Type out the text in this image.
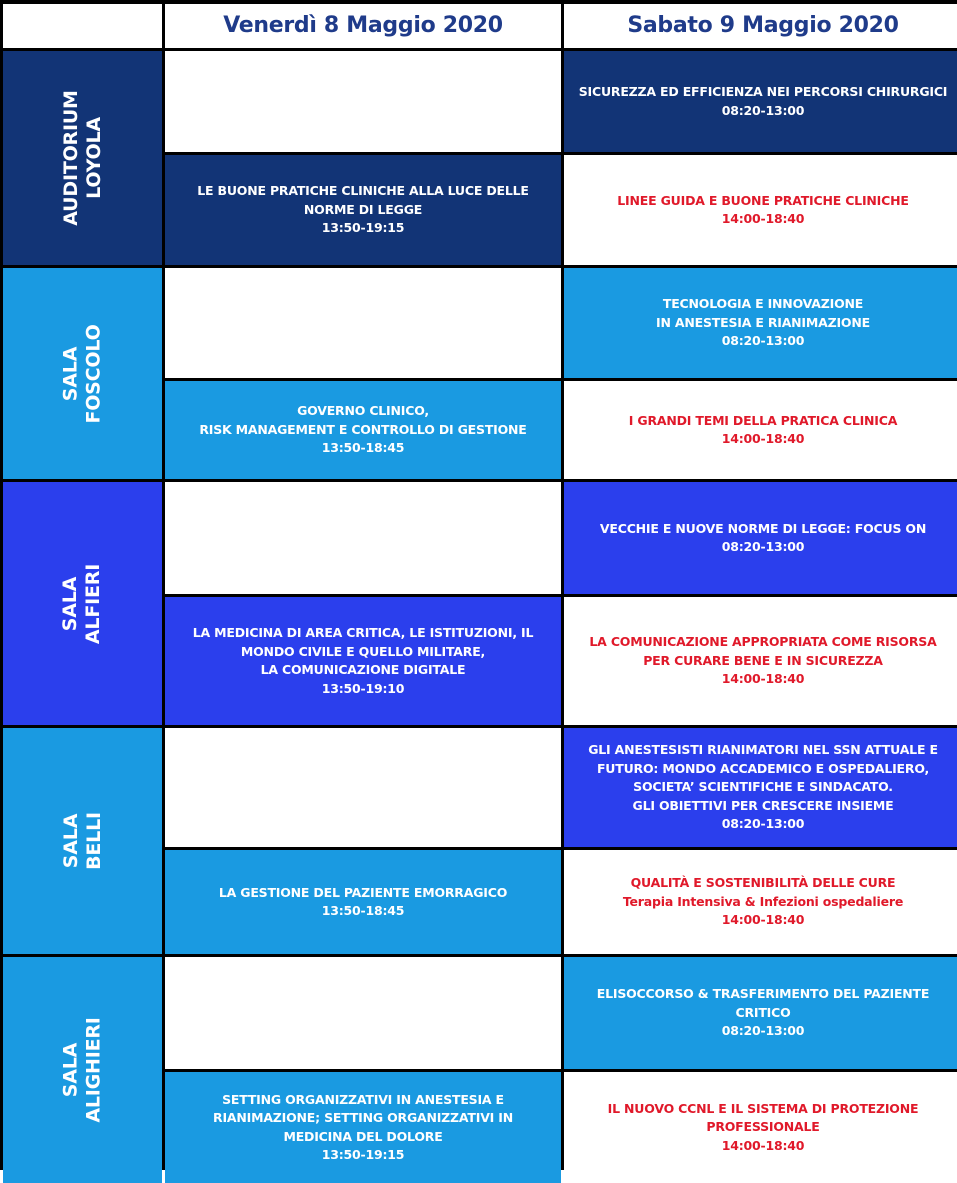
Venerdì 8 Maggio 2020	Sabato 9 Maggio 2020
AUDITORIUM LOYOLA
SICUREZZA ED EFFICIENZA NEI PERCORSI CHIRURGICI
08:20-13:00
LE BUONE PRATICHE CLINICHE ALLA LUCE DELLE
NORME DI LEGGE
13:50-19:15
LINEE GUIDA E BUONE PRATICHE CLINICHE
14:00-18:40
SALA FOSCOLO
TECNOLOGIA E INNOVAZIONE
IN ANESTESIA E RIANIMAZIONE
08:20-13:00
GOVERNO CLINICO,
RISK MANAGEMENT E CONTROLLO DI GESTIONE
13:50-18:45
I GRANDI TEMI DELLA PRATICA CLINICA
14:00-18:40
SALA ALFIERI
VECCHIE E NUOVE NORME DI LEGGE: FOCUS ON
08:20-13:00
LA MEDICINA DI AREA CRITICA, LE ISTITUZIONI, IL
MONDO CIVILE E QUELLO MILITARE,
LA COMUNICAZIONE DIGITALE
13:50-19:10
LA COMUNICAZIONE APPROPRIATA COME RISORSA
PER CURARE BENE E IN SICUREZZA
14:00-18:40
SALA BELLI
GLI ANESTESISTI RIANIMATORI NEL SSN ATTUALE E
FUTURO: MONDO ACCADEMICO E OSPEDALIERO,
SOCIETA’ SCIENTIFICHE E SINDACATO.
GLI OBIETTIVI PER CRESCERE INSIEME
08:20-13:00
LA GESTIONE DEL PAZIENTE EMORRAGICO
13:50-18:45
QUALITÀ E SOSTENIBILITÀ DELLE CURE
Terapia Intensiva & Infezioni ospedaliere
14:00-18:40
SALA ALIGHIERI
ELISOCCORSO & TRASFERIMENTO DEL PAZIENTE
CRITICO
08:20-13:00
SETTING ORGANIZZATIVI IN ANESTESIA E
RIANIMAZIONE; SETTING ORGANIZZATIVI IN
MEDICINA DEL DOLORE
13:50-19:15
IL NUOVO CCNL E IL SISTEMA DI PROTEZIONE
PROFESSIONALE
14:00-18:40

————————

• **Work to complete**
Where does the word "NORME" appear? Return each line that holds it.

• **Written answer**
NORME DI LEGGE
VECCHIE E NUOVE NORME DI LEGGE: FOCUS ON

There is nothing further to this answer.